== WRITTEN EXERCISE ==
Show every line of the records that contains the string "button". Matching is case-sensitive.
◆ ◆ ◆ ◆ ◆ ◆ ◆
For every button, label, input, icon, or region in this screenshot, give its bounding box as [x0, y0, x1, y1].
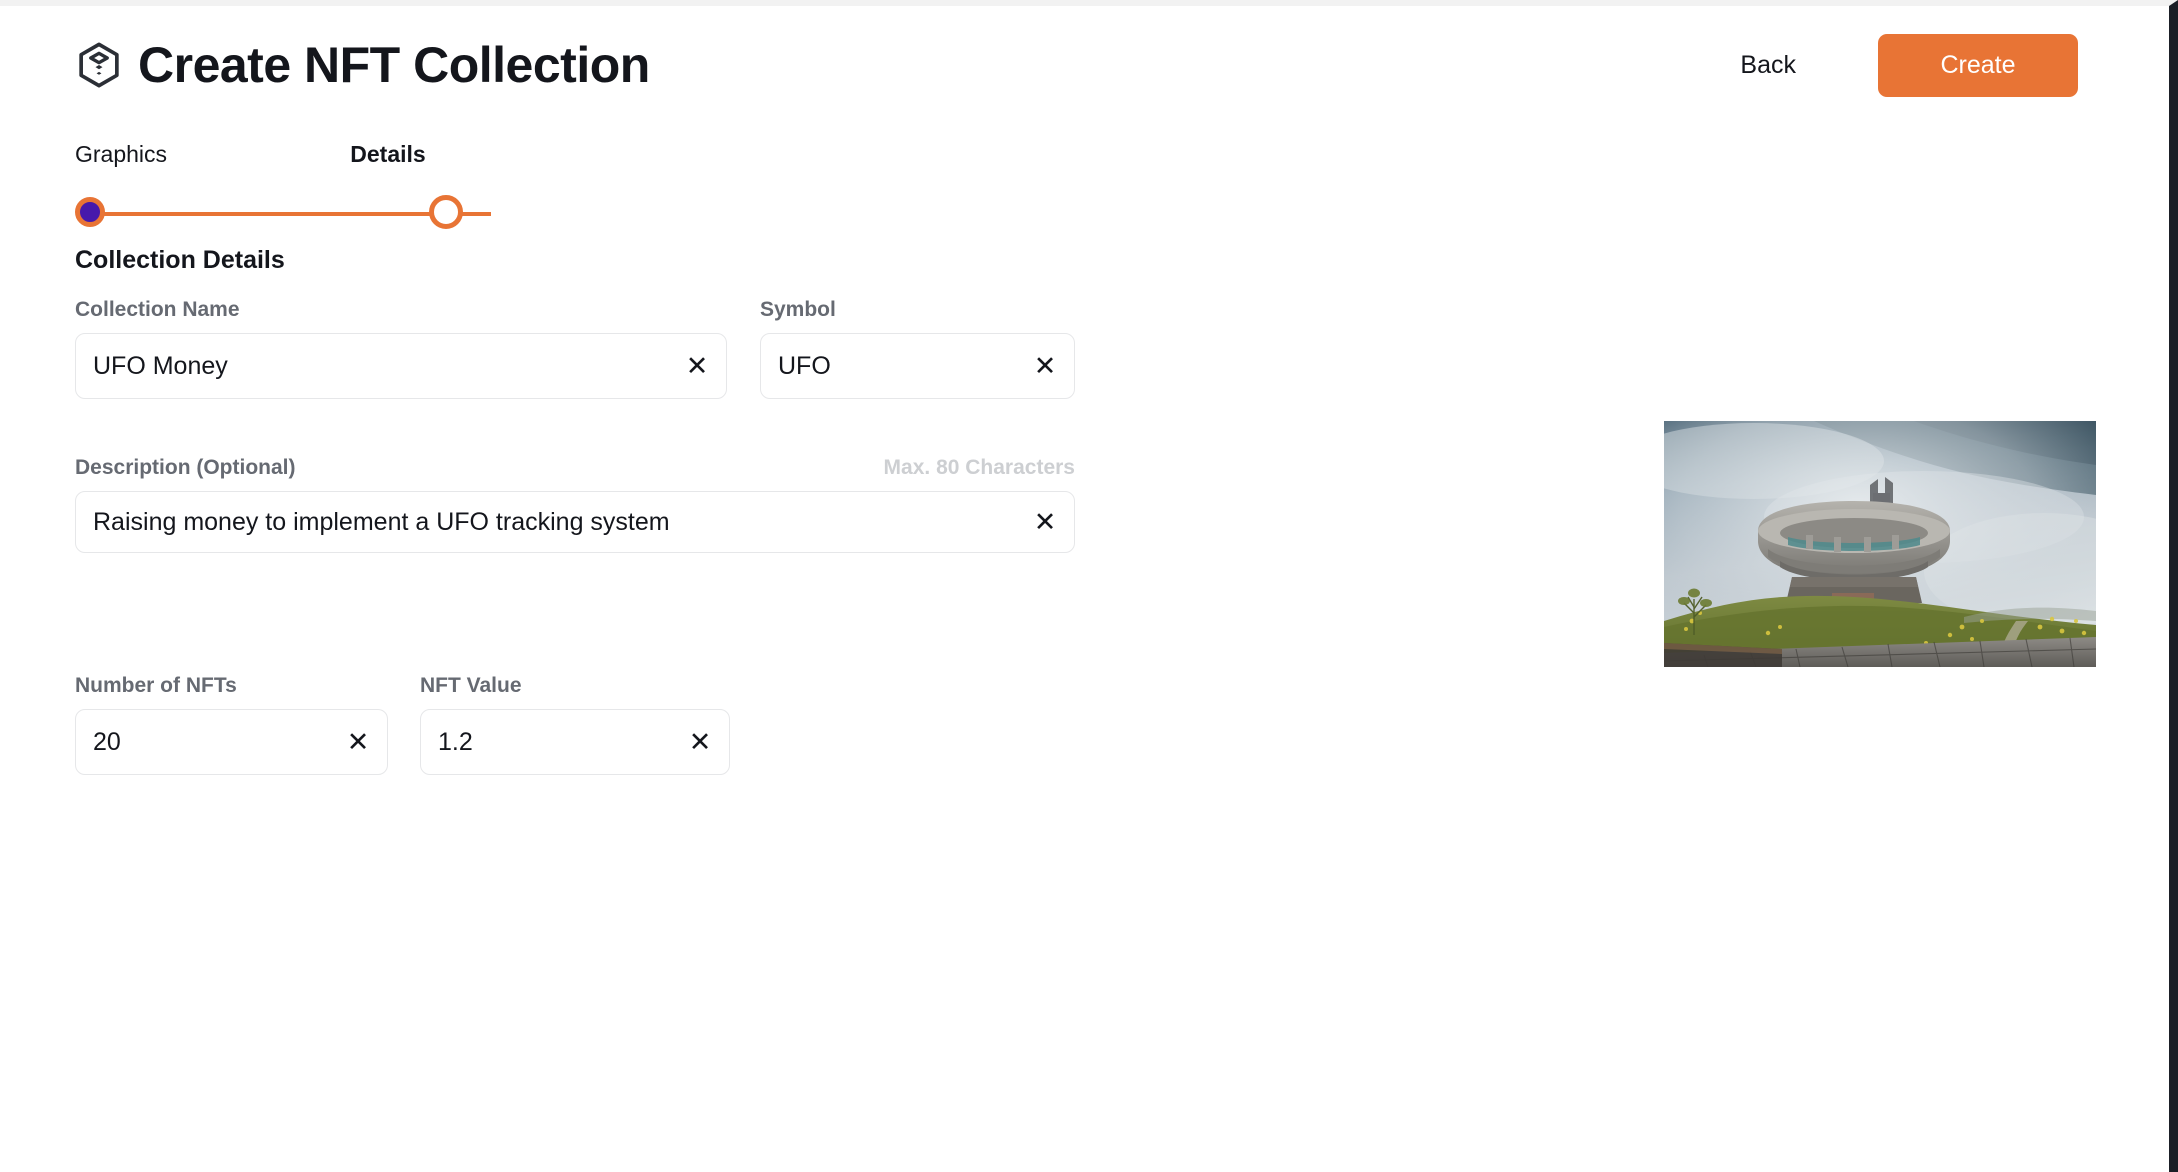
create-nft-collection-page: Create NFT Collection Back Create Graphi…: [0, 0, 2178, 1172]
description-max-characters-hint: Max. 80 Characters: [883, 456, 1075, 479]
close-icon[interactable]: ✕: [687, 728, 713, 755]
step-dot-graphics[interactable]: [75, 197, 105, 227]
step-dot-details[interactable]: [429, 195, 463, 229]
step-label-details: Details: [350, 141, 426, 167]
number-of-nfts-input[interactable]: [76, 710, 387, 774]
close-icon[interactable]: ✕: [1032, 508, 1058, 535]
field-symbol: Symbol ✕: [760, 298, 1075, 399]
page-header: Create NFT Collection Back Create: [0, 20, 2160, 110]
collection-name-input-wrap[interactable]: ✕: [75, 333, 727, 399]
collection-name-input[interactable]: [76, 334, 726, 398]
close-icon[interactable]: ✕: [684, 352, 710, 379]
cube-hexagon-icon: [79, 42, 119, 88]
description-label: Description (Optional): [75, 456, 296, 479]
symbol-input-wrap[interactable]: ✕: [760, 333, 1075, 399]
description-input-wrap[interactable]: ✕: [75, 491, 1075, 553]
field-head: Description (Optional) Max. 80 Character…: [75, 456, 1075, 480]
field-description: Description (Optional) Max. 80 Character…: [75, 456, 1075, 553]
page-title: Create NFT Collection: [138, 37, 650, 93]
symbol-input[interactable]: [761, 334, 1074, 398]
symbol-label: Symbol: [760, 298, 836, 321]
close-icon[interactable]: ✕: [1032, 352, 1058, 379]
close-icon[interactable]: ✕: [345, 728, 371, 755]
number-of-nfts-label: Number of NFTs: [75, 674, 237, 697]
form-row-description: Description (Optional) Max. 80 Character…: [75, 456, 1075, 553]
form-row-name-symbol: Collection Name ✕ Symbol ✕: [75, 298, 1075, 399]
field-head: NFT Value: [420, 674, 730, 698]
stepper-track: [75, 195, 505, 231]
ufo-monument-illustration: [1664, 421, 2096, 667]
title-group: Create NFT Collection: [78, 40, 650, 90]
back-button[interactable]: Back: [1734, 47, 1802, 84]
field-collection-name: Collection Name ✕: [75, 298, 727, 399]
step-label-graphics: Graphics: [75, 141, 168, 167]
progress-stepper: Graphics Details: [75, 141, 505, 231]
description-input[interactable]: [76, 492, 1074, 552]
field-number-of-nfts: Number of NFTs ✕: [75, 674, 388, 775]
stepper-labels: Graphics Details: [75, 141, 505, 177]
field-head: Symbol: [760, 298, 1075, 322]
nft-value-label: NFT Value: [420, 674, 522, 697]
header-actions: Back Create: [1734, 33, 2078, 97]
number-of-nfts-input-wrap[interactable]: ✕: [75, 709, 388, 775]
nft-value-input[interactable]: [421, 710, 729, 774]
nft-value-input-wrap[interactable]: ✕: [420, 709, 730, 775]
field-nft-value: NFT Value ✕: [420, 674, 730, 775]
section-title-collection-details: Collection Details: [75, 246, 285, 274]
field-head: Collection Name: [75, 298, 727, 322]
form-row-quantity-value: Number of NFTs ✕ NFT Value ✕: [75, 674, 730, 775]
collection-preview-image: [1664, 421, 2096, 667]
create-button[interactable]: Create: [1878, 33, 2078, 97]
collection-name-label: Collection Name: [75, 298, 240, 321]
field-head: Number of NFTs: [75, 674, 388, 698]
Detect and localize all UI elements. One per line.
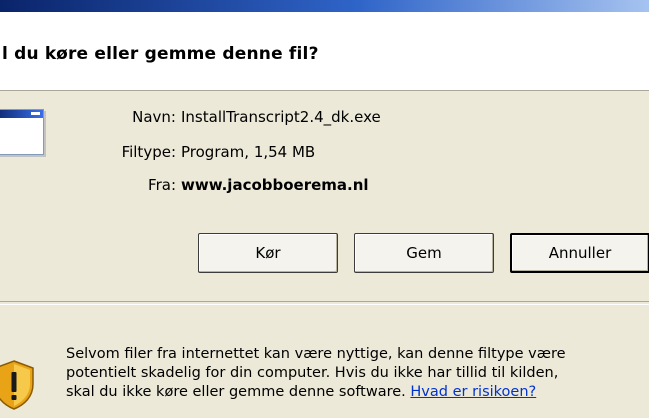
file-type-label: Filtype:: [121, 143, 176, 161]
file-source-row: Fra: www.jacobboerema.nl: [0, 176, 649, 198]
file-download-dialog: l du køre eller gemme denne fil? Navn: I…: [0, 0, 649, 418]
warning-line-2: potentielt skadelig for din computer. Hv…: [66, 365, 559, 381]
warning-line-3-text: skal du ikke køre eller gemme denne soft…: [66, 384, 406, 400]
security-shield-warning-icon: [0, 360, 34, 410]
risk-info-link[interactable]: Hvad er risikoen?: [410, 384, 536, 400]
run-button[interactable]: Kør: [198, 233, 338, 273]
warning-line-3: skal du ikke køre eller gemme denne soft…: [66, 383, 649, 402]
file-name-value: InstallTranscript2.4_dk.exe: [181, 108, 381, 126]
security-warning-text: Selvom filer fra internettet kan være ny…: [66, 345, 649, 402]
file-name-row: Navn: InstallTranscript2.4_dk.exe: [0, 108, 649, 130]
separator: [0, 301, 649, 305]
file-source-value: www.jacobboerema.nl: [181, 176, 369, 194]
file-type-value: Program, 1,54 MB: [181, 143, 316, 161]
warning-line-1: Selvom filer fra internettet kan være ny…: [66, 346, 566, 362]
file-name-label: Navn:: [132, 108, 176, 126]
save-button[interactable]: Gem: [354, 233, 494, 273]
file-type-row: Filtype: Program, 1,54 MB: [0, 143, 649, 165]
cancel-button[interactable]: Annuller: [510, 233, 649, 273]
file-source-label: Fra:: [148, 176, 176, 194]
dialog-question: l du køre eller gemme denne fil?: [2, 44, 319, 64]
title-bar[interactable]: [0, 0, 649, 12]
◆ ◆ ◆ ◆ ◆ ◆ ◆
== FINISHED TASK ==
For every button, label, input, icon, or region in this screenshot, give its bounding box as [x0, y0, x1, y1].
back-button[interactable]: Back: [1734, 47, 1802, 84]
create-button[interactable]: Create: [1878, 33, 2078, 97]
run-button[interactable]: Kør: [198, 233, 338, 273]
save-button[interactable]: Gem: [354, 233, 494, 273]
cancel-button[interactable]: Annuller: [510, 233, 649, 273]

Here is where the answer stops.